- **Data section**
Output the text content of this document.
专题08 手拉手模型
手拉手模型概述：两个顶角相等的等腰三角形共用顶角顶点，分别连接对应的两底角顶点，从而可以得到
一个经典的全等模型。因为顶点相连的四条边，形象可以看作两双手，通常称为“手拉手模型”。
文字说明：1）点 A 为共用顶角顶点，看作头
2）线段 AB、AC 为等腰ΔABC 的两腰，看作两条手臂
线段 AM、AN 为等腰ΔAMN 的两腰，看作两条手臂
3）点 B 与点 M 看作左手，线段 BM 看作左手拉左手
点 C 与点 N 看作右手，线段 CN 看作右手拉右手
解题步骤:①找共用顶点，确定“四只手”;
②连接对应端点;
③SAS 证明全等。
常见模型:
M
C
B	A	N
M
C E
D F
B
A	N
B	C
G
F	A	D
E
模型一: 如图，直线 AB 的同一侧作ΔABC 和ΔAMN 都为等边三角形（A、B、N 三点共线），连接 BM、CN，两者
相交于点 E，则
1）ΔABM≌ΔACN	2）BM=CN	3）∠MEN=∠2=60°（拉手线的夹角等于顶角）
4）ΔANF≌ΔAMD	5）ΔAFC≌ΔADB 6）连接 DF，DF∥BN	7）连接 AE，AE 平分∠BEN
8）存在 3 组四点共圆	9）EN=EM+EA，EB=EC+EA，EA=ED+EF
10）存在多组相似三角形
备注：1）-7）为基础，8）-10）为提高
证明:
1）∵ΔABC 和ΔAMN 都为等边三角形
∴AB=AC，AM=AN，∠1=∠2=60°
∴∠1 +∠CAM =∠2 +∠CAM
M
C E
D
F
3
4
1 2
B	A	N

- **Exercise brief**
Consider the entries above and return each line with the string "都为等边三角形".

- **Result of the task**
模型一: 如图，直线 AB 的同一侧作ΔABC 和ΔAMN 都为等边三角形（A、B、N 三点共线），连接 BM、CN，两者
1）∵ΔABC 和ΔAMN 都为等边三角形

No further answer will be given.